Please report every line from the material that contains the word "中检验条款的规定".

• [Dataset records]:
━━━━━━━━━━━━━━━━━━━━━━━━━━━━━━

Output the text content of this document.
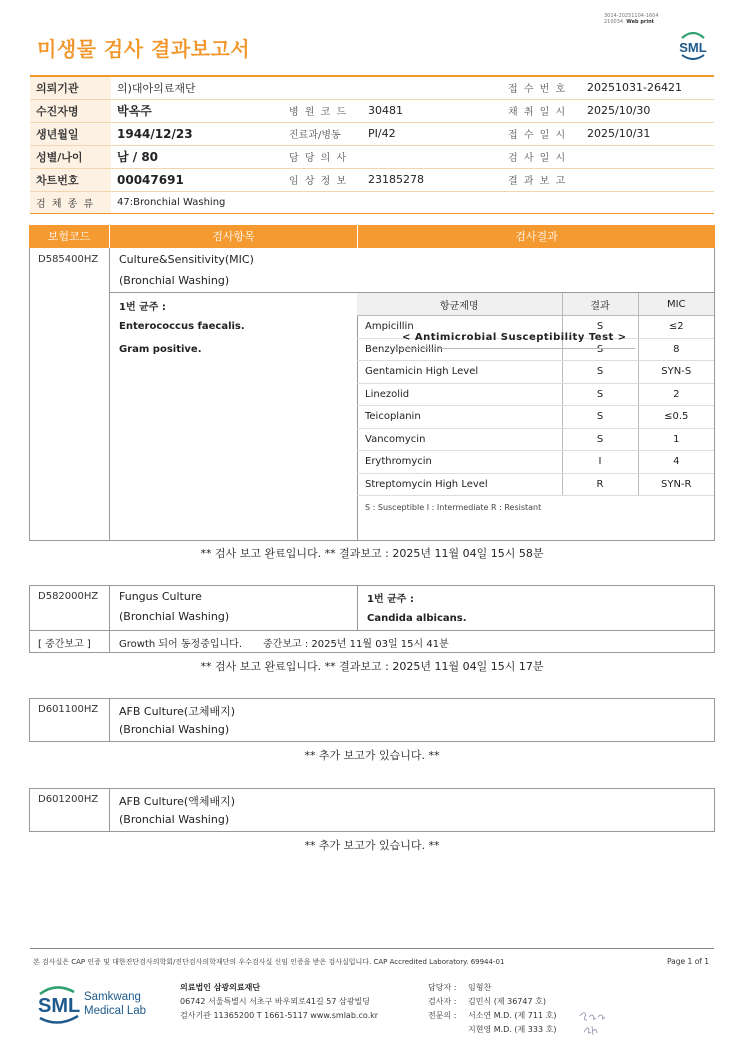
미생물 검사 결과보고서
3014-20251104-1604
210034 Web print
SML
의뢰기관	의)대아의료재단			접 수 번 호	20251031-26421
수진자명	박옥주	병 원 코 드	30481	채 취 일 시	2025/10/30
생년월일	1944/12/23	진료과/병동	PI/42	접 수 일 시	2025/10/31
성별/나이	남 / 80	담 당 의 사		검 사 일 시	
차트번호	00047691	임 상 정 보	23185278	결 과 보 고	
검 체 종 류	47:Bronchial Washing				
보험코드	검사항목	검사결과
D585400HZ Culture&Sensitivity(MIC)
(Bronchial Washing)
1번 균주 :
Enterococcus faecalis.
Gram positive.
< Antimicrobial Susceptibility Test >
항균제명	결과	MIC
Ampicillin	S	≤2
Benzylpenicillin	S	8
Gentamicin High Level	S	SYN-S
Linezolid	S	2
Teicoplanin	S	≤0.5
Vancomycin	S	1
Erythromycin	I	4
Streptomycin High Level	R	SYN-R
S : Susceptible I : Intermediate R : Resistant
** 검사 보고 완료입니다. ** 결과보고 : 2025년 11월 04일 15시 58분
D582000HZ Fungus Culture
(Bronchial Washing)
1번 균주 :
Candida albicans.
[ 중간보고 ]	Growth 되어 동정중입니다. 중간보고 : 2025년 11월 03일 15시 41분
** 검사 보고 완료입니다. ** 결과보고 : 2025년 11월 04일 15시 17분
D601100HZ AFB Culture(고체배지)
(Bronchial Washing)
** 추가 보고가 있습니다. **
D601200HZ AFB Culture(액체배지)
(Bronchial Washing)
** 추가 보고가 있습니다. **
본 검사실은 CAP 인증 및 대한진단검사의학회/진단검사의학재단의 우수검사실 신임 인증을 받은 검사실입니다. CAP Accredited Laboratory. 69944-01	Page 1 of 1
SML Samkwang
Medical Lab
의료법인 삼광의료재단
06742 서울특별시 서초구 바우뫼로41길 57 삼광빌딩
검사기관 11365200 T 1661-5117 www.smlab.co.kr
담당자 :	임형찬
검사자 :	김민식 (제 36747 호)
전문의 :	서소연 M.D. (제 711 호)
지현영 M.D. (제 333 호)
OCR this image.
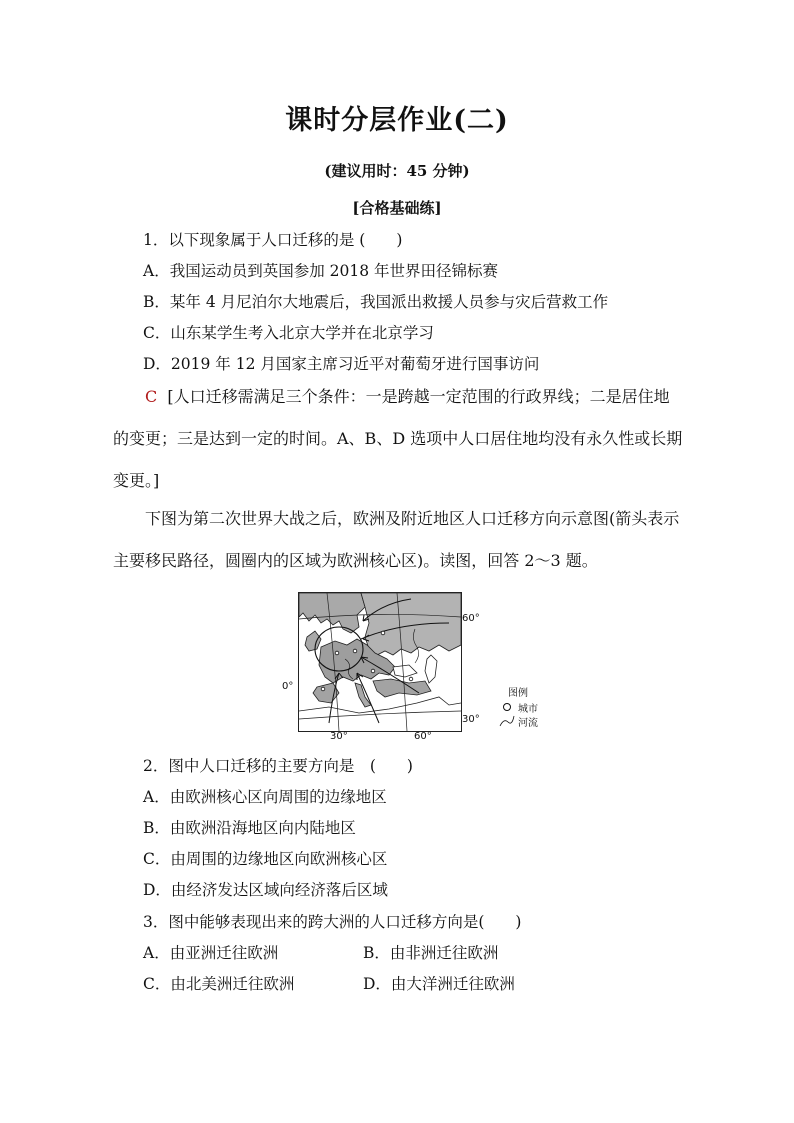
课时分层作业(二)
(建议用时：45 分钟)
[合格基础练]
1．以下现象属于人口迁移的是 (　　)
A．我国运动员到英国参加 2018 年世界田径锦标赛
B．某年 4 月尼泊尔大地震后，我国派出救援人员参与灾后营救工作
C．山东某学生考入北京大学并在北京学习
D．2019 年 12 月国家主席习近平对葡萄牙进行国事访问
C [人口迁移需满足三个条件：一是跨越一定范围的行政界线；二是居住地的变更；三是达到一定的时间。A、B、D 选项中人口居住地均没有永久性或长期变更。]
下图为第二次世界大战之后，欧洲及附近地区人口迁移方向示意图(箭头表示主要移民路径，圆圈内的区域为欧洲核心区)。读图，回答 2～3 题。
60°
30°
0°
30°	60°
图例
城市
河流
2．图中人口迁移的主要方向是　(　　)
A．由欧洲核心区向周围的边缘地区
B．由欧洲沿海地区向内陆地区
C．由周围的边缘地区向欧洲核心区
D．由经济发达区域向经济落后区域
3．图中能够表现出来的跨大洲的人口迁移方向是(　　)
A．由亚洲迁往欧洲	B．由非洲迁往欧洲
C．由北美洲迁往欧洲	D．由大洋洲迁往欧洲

━━━━━━━━━━━━━━━━━━━━━━━━━━━━━━

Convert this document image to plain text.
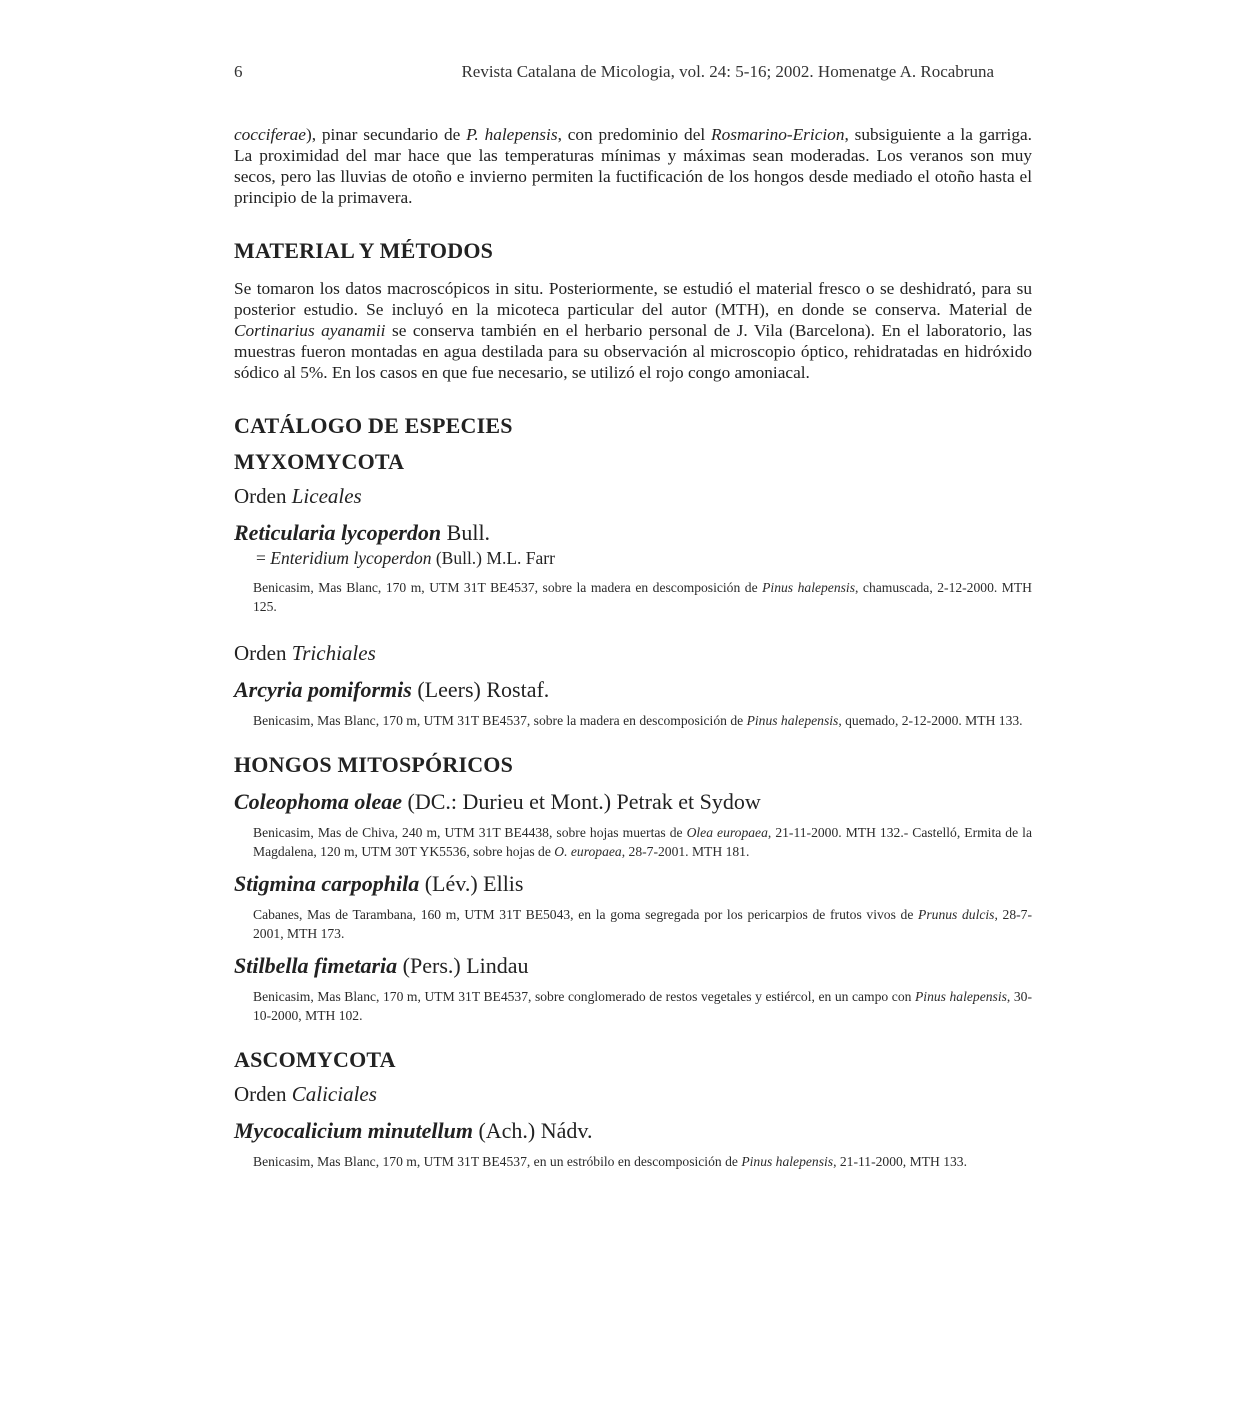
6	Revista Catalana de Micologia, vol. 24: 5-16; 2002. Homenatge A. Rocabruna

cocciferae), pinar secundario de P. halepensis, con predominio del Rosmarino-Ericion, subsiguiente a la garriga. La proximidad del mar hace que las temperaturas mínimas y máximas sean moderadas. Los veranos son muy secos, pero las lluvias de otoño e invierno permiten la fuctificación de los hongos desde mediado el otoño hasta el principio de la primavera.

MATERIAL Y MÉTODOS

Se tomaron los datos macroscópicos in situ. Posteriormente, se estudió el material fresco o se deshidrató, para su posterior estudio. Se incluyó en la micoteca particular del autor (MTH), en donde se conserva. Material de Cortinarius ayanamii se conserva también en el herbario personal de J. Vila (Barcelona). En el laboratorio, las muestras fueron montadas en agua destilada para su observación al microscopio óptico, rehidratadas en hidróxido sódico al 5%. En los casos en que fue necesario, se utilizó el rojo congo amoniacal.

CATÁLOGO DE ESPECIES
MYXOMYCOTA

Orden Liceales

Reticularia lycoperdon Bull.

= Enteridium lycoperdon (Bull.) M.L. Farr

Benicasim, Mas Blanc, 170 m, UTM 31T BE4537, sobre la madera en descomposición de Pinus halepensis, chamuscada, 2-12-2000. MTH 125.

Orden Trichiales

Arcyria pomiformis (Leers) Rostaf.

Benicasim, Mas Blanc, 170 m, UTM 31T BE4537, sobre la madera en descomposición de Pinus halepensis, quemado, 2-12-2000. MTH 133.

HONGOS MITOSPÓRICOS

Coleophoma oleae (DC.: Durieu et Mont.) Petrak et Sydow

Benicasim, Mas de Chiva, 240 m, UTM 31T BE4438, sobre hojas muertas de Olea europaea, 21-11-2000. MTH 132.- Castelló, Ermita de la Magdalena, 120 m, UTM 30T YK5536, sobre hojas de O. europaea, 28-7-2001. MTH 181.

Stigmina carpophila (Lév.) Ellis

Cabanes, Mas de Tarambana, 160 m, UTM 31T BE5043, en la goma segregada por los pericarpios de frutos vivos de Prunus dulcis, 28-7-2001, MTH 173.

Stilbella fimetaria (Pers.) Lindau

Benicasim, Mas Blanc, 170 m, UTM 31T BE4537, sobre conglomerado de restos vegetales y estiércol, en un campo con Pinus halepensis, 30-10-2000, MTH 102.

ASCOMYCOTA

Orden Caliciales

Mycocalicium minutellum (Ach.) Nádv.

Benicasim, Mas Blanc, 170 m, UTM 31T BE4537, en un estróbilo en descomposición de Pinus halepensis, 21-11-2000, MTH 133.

━━━━━━━━━━━━━━━━━━━━━━━━━━━━━━

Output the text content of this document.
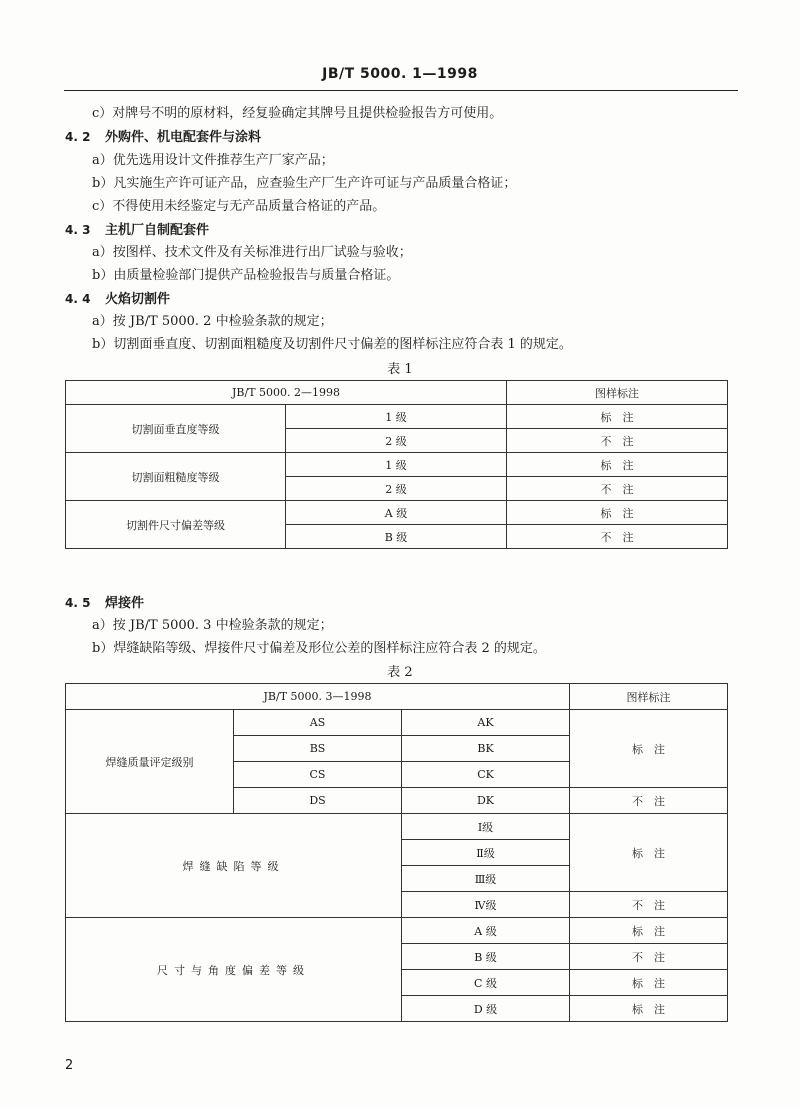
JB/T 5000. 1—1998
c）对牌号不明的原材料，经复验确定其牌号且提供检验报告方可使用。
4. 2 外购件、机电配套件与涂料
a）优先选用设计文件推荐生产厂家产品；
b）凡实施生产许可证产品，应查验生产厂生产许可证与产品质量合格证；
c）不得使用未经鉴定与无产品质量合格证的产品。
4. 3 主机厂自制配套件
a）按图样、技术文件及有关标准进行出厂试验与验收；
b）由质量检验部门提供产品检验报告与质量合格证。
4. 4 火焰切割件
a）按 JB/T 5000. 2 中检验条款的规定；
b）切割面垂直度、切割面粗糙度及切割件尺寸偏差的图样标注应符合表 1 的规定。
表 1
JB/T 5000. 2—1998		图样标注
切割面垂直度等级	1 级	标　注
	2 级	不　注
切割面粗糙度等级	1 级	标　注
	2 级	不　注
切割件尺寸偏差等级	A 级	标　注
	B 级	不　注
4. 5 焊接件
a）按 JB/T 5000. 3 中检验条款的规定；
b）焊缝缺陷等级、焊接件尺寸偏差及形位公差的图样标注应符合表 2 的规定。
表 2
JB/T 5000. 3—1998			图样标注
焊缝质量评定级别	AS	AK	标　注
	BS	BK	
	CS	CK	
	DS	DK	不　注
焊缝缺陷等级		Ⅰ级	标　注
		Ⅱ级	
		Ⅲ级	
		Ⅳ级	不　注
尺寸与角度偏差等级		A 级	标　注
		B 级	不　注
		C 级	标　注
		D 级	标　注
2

━━━━━━━━━━━━━━━━━━━━━━━━━━━━━━

• [Answer to this problem]:
a）按 JB/T 5000. 2 中检验条款的规定；
a）按 JB/T 5000. 3 中检验条款的规定；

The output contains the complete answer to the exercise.